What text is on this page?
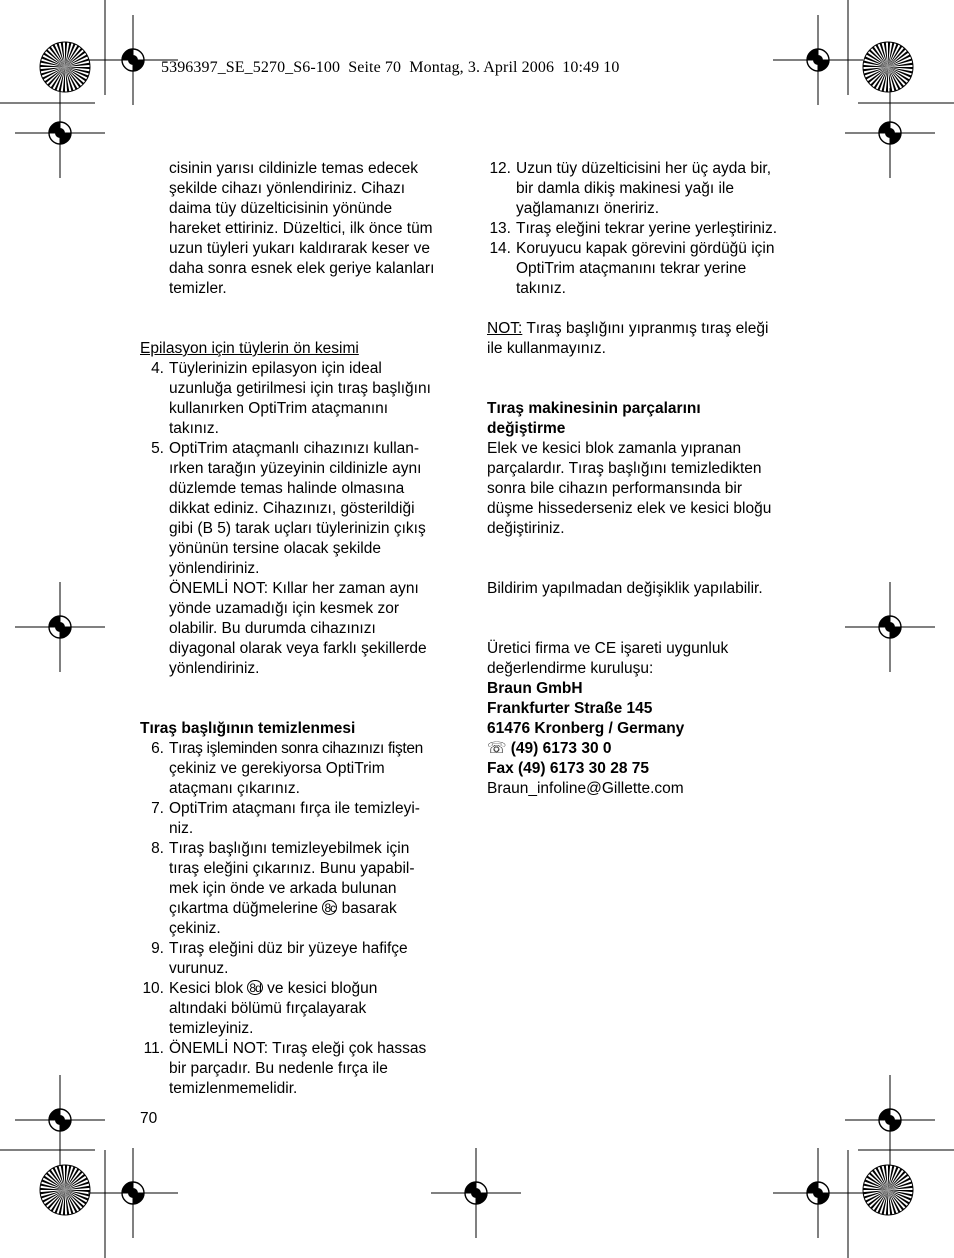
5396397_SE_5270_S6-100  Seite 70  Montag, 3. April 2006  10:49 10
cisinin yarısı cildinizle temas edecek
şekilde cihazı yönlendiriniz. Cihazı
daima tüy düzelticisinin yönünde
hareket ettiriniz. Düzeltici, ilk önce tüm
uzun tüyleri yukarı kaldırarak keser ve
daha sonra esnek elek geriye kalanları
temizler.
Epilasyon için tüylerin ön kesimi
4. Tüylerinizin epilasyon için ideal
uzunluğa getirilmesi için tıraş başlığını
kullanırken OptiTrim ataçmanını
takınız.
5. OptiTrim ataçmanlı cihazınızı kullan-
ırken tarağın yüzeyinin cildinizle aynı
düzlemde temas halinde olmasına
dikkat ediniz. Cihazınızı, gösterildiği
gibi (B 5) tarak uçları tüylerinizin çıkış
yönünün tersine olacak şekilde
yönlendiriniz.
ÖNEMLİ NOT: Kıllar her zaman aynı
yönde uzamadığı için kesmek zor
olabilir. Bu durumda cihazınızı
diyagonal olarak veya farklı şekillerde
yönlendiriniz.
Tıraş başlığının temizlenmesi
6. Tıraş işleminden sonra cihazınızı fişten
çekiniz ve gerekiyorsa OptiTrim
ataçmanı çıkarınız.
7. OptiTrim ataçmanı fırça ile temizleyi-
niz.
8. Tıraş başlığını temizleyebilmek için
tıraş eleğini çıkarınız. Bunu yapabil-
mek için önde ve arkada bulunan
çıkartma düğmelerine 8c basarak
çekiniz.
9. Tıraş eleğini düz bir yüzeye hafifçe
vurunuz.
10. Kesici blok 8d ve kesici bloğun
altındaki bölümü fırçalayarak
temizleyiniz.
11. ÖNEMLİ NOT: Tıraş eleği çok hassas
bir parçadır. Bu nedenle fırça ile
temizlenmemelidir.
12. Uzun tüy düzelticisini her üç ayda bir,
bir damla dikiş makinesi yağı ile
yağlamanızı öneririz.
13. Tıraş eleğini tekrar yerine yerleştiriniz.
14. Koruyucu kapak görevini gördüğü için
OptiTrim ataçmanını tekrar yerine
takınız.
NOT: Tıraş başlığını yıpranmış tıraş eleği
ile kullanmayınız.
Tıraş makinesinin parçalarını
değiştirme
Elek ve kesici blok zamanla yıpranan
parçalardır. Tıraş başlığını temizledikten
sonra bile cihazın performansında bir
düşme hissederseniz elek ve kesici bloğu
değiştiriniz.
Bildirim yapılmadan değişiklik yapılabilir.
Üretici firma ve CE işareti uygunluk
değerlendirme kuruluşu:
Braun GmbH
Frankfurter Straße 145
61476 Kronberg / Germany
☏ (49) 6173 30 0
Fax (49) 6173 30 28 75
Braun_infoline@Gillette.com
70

◆ ◆ ◆ ◆

■ **Problem details**
Find the lines that include the string "çekiniz", then copy each of them.

■ **Exercise answer**
çekiniz ve gerekiyorsa OptiTrim
çekiniz.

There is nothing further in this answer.